## SET EXERCISE
Exclude the pictures, then copy all remaining records exactly.

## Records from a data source
****************

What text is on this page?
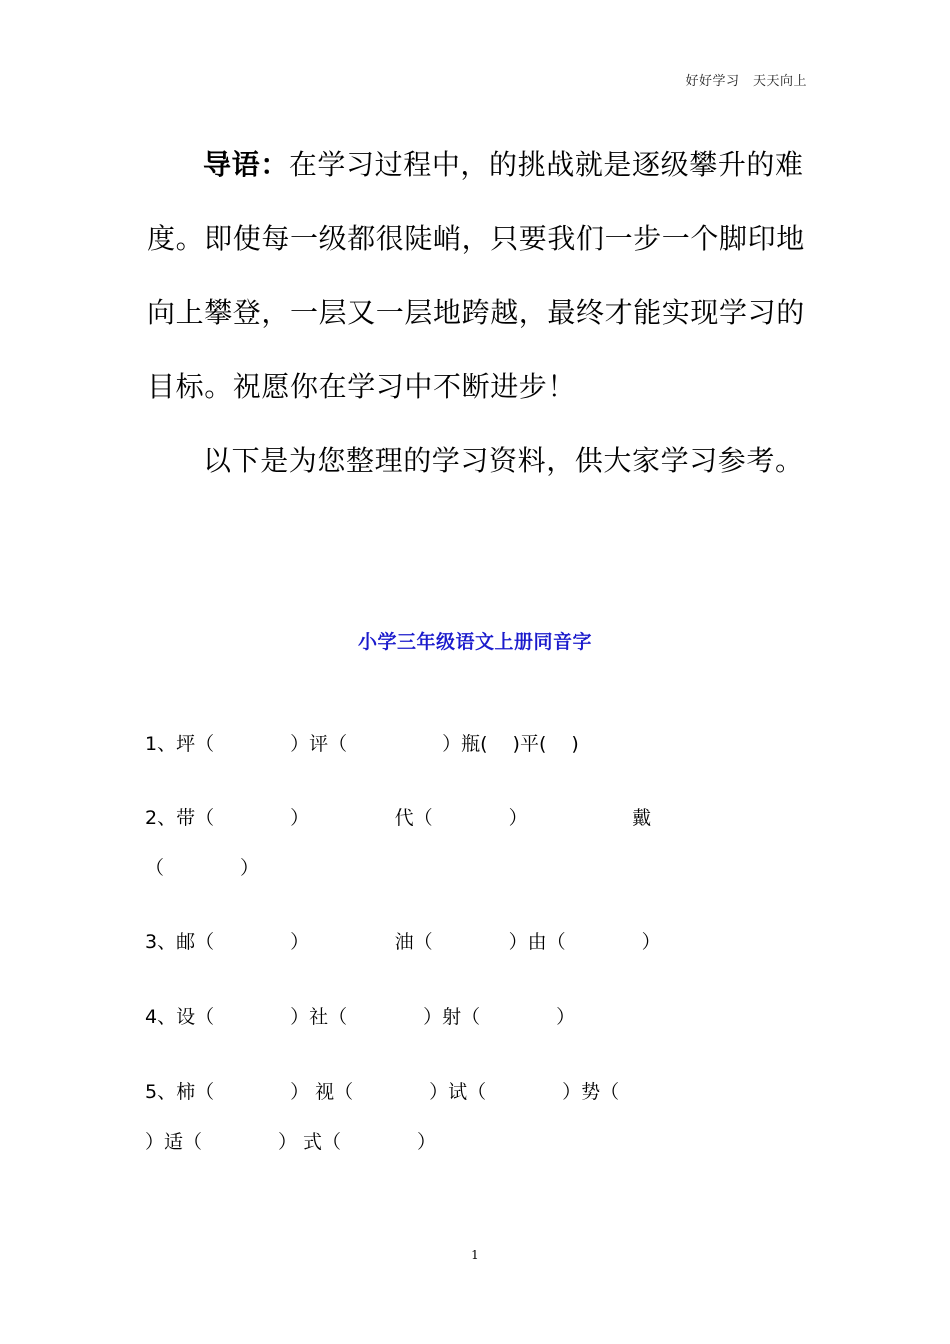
好好学习　天天向上

导语：在学习过程中，的挑战就是逐级攀升的难度。即使每一级都很陡峭，只要我们一步一个脚印地向上攀登，一层又一层地跨越，最终才能实现学习的目标。祝愿你在学习中不断进步！

以下是为您整理的学习资料，供大家学习参考。

小学三年级语文上册同音字
1、坪（　　　　）评（　　　　　）瓶(　 )平(　 )
2、带（　　　　）　　　　　代（　　　　）　　　　　　戴
（　　　　）
3、邮（　　　　）　　　　　油（　　　　）由（　　　　）
4、设（　　　　）社（　　　　）射（　　　　）
5、柿（　　　　） 视（　　　　）试（　　　　）势（
）适（　　　　） 式（　　　　）
1
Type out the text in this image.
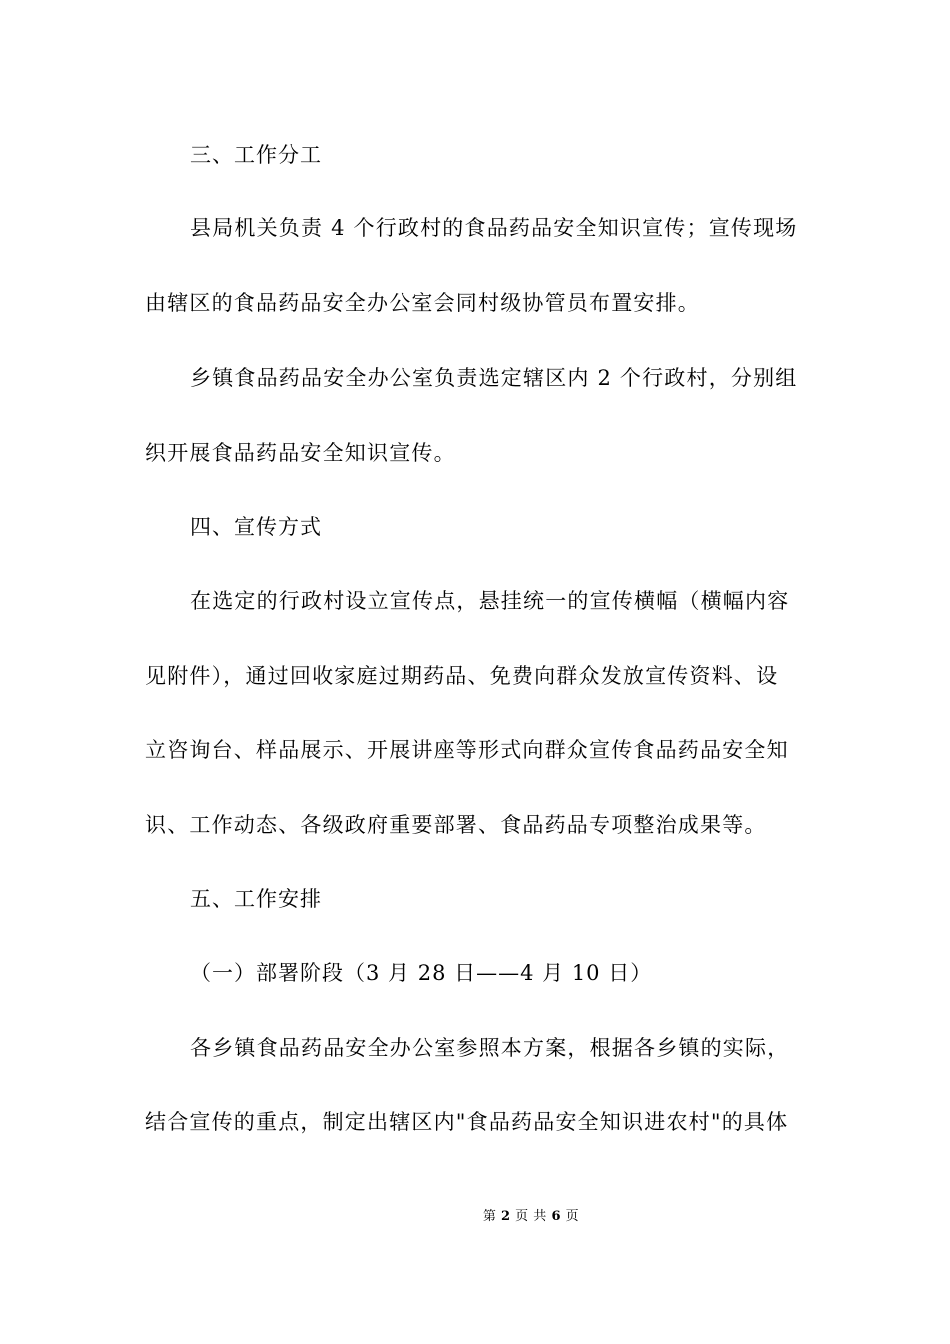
三、工作分工
县局机关负责 4 个行政村的食品药品安全知识宣传；宣传现场
由辖区的食品药品安全办公室会同村级协管员布置安排。
乡镇食品药品安全办公室负责选定辖区内 2 个行政村，分别组
织开展食品药品安全知识宣传。
四、宣传方式
在选定的行政村设立宣传点，悬挂统一的宣传横幅（横幅内容
见附件），通过回收家庭过期药品、免费向群众发放宣传资料、设
立咨询台、样品展示、开展讲座等形式向群众宣传食品药品安全知
识、工作动态、各级政府重要部署、食品药品专项整治成果等。
五、工作安排
（一）部署阶段（3 月 28 日——4 月 10 日）
各乡镇食品药品安全办公室参照本方案，根据各乡镇的实际，
结合宣传的重点，制定出辖区内"食品药品安全知识进农村"的具体
第 2 页 共 6 页
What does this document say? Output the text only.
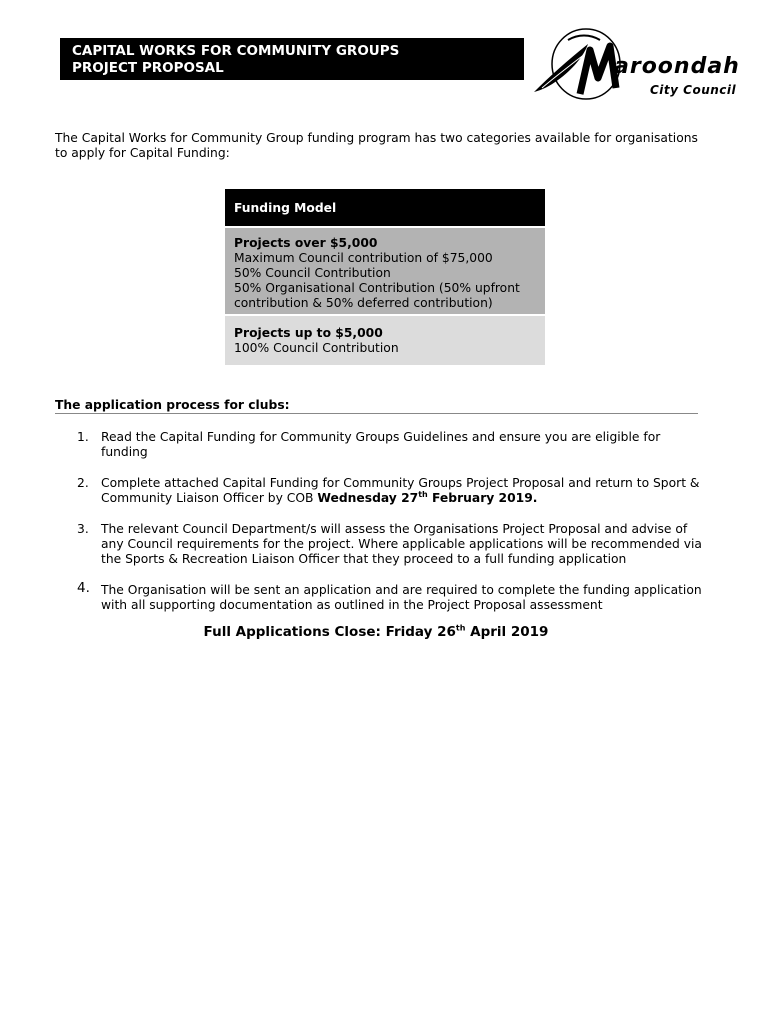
CAPITAL WORKS FOR COMMUNITY GROUPS
PROJECT PROPOSAL	aroondah
City Council
The Capital Works for Community Group funding program has two categories available for organisations to apply for Capital Funding:
Funding Model
Projects over $5,000
Maximum Council contribution of $75,000
50% Council Contribution
50% Organisational Contribution (50% upfront
contribution & 50% deferred contribution)
Projects up to $5,000
100% Council Contribution
The application process for clubs:
1. Read the Capital Funding for Community Groups Guidelines and ensure you are eligible for funding
2. Complete attached Capital Funding for Community Groups Project Proposal and return to Sport & Community Liaison Officer by COB Wednesday 27th February 2019.
3. The relevant Council Department/s will assess the Organisations Project Proposal and advise of any Council requirements for the project. Where applicable applications will be recommended via the Sports & Recreation Liaison Officer that they proceed to a full funding application
4. The Organisation will be sent an application and are required to complete the funding application with all supporting documentation as outlined in the Project Proposal assessment
Full Applications Close: Friday 26th April 2019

****************

## FULL SOLUTION
What text is on this page?
好好学习　天天向上

导语：在学习过程中，的挑战就是逐级攀升的难度。即使每一级都很陡峭，只要我们一步一个脚印地向上攀登，一层又一层地跨越，最终才能实现学习的目标。祝愿你在学习中不断进步！

以下是为您整理的学习资料，供大家学习参考。

小学三年级语文上册同音字
1、坪（　　　　）评（　　　　　）瓶(　 )平(　 )
2、带（　　　　）　　　　　代（　　　　）　　　　　　戴
（　　　　）
3、邮（　　　　）　　　　　油（　　　　）由（　　　　）
4、设（　　　　）社（　　　　）射（　　　　）
5、柿（　　　　） 视（　　　　）试（　　　　）势（
）适（　　　　） 式（　　　　）
1
Type out the text in this image.
三、工作分工
县局机关负责 4 个行政村的食品药品安全知识宣传；宣传现场
由辖区的食品药品安全办公室会同村级协管员布置安排。
乡镇食品药品安全办公室负责选定辖区内 2 个行政村，分别组
织开展食品药品安全知识宣传。
四、宣传方式
在选定的行政村设立宣传点，悬挂统一的宣传横幅（横幅内容
见附件），通过回收家庭过期药品、免费向群众发放宣传资料、设
立咨询台、样品展示、开展讲座等形式向群众宣传食品药品安全知
识、工作动态、各级政府重要部署、食品药品专项整治成果等。
五、工作安排
（一）部署阶段（3 月 28 日——4 月 10 日）
各乡镇食品药品安全办公室参照本方案，根据各乡镇的实际，
结合宣传的重点，制定出辖区内"食品药品安全知识进农村"的具体
第 2 页 共 6 页
What does this document say? Output the text only.
CAPITAL WORKS FOR COMMUNITY GROUPS
PROJECT PROPOSAL	aroondah
City Council
The Capital Works for Community Group funding program has two categories available for organisations to apply for Capital Funding:
Funding Model
Projects over $5,000
Maximum Council contribution of $75,000
50% Council Contribution
50% Organisational Contribution (50% upfront
contribution & 50% deferred contribution)
Projects up to $5,000
100% Council Contribution
The application process for clubs:
1. Read the Capital Funding for Community Groups Guidelines and ensure you are eligible for funding
2. Complete attached Capital Funding for Community Groups Project Proposal and return to Sport & Community Liaison Officer by COB Wednesday 27th February 2019.
3. The relevant Council Department/s will assess the Organisations Project Proposal and advise of any Council requirements for the project. Where applicable applications will be recommended via the Sports & Recreation Liaison Officer that they proceed to a full funding application
4. The Organisation will be sent an application and are required to complete the funding application with all supporting documentation as outlined in the Project Proposal assessment
Full Applications Close: Friday 26th April 2019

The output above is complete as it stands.